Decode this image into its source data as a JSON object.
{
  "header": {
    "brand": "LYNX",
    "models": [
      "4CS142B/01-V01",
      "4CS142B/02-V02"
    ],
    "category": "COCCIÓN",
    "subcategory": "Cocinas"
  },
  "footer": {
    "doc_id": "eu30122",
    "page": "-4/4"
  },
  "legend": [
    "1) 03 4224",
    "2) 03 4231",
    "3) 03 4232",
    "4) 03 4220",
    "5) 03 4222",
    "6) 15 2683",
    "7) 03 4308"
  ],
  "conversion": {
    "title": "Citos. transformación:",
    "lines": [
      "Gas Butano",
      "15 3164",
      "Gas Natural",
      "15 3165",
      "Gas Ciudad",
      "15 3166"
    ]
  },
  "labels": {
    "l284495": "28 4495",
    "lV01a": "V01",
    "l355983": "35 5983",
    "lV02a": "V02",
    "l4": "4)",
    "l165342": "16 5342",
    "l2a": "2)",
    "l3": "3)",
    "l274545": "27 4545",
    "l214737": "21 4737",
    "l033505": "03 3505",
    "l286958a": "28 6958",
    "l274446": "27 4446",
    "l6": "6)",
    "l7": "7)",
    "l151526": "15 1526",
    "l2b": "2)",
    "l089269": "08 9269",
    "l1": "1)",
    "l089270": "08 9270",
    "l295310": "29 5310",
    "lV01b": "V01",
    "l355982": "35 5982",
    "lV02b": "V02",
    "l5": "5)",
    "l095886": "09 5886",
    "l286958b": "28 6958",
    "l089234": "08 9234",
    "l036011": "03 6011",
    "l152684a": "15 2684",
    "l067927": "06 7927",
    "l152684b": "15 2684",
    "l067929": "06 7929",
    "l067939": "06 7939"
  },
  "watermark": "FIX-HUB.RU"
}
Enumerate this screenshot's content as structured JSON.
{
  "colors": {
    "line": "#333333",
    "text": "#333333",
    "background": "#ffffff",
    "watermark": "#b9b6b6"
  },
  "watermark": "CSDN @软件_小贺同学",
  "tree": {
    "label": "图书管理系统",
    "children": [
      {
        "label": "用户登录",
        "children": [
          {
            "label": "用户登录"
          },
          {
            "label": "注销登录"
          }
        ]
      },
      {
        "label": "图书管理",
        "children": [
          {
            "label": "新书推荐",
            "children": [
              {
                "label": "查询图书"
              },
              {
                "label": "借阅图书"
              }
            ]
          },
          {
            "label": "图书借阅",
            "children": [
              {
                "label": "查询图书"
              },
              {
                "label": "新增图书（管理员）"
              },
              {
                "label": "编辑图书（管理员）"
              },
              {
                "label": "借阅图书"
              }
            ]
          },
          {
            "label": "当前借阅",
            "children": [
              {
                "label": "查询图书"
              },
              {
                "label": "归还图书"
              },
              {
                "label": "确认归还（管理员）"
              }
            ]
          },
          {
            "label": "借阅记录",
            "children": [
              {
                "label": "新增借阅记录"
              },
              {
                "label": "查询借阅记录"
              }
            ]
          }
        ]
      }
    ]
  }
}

* * *

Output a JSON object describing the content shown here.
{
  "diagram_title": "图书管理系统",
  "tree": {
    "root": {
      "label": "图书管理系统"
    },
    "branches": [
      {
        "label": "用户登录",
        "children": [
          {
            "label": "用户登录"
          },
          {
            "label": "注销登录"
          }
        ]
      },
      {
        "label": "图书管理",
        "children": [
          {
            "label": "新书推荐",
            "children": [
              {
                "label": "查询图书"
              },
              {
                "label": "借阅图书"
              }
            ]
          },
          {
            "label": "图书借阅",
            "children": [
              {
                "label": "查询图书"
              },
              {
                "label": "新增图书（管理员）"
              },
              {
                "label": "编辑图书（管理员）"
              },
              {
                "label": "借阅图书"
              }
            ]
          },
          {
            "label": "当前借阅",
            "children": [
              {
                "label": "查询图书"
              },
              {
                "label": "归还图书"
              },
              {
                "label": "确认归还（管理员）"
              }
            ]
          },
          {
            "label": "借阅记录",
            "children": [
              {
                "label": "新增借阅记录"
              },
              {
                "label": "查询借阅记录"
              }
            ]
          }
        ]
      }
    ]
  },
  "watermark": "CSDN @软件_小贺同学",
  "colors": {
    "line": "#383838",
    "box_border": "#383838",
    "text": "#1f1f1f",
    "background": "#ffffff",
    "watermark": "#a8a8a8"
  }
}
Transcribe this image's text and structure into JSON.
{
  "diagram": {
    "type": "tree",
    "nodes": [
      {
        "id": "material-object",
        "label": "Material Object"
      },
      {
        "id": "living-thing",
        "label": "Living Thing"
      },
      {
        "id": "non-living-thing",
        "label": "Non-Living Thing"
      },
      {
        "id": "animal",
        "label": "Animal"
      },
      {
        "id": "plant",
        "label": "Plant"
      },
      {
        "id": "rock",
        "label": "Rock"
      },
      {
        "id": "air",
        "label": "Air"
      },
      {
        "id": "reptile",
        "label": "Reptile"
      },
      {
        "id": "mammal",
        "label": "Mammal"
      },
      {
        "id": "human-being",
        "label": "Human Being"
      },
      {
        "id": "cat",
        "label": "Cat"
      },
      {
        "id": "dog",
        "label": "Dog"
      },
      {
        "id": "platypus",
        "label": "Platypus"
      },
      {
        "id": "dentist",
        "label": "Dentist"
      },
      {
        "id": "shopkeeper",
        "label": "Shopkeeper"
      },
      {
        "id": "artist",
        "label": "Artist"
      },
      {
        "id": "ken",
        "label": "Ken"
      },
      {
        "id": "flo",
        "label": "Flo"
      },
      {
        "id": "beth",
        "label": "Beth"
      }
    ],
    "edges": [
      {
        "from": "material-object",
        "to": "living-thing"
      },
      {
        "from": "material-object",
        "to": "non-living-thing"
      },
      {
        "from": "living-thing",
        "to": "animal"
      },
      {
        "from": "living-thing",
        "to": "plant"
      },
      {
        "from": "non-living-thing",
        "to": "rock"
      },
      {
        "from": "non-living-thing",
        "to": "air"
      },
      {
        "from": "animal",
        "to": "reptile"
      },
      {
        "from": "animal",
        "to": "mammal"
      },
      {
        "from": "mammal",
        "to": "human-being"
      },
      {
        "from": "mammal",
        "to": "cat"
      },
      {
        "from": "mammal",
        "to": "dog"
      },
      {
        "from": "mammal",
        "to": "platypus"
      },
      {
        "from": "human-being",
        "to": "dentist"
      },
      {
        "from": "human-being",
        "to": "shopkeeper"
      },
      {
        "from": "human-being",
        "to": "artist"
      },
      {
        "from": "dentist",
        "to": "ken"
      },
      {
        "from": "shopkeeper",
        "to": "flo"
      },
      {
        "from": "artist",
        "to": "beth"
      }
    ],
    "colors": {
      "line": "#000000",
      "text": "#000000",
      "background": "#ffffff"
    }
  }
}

▶ Goal of the exercise:
For each line above that contains the word "watermark", copy that line.

▶ Solution to this task:
  "watermark": "FIX-HUB.RU"
    "watermark": "#b9b6b6"
  "watermark": "CSDN @软件_小贺同学",
  "watermark": "CSDN @软件_小贺同学",
    "watermark": "#a8a8a8"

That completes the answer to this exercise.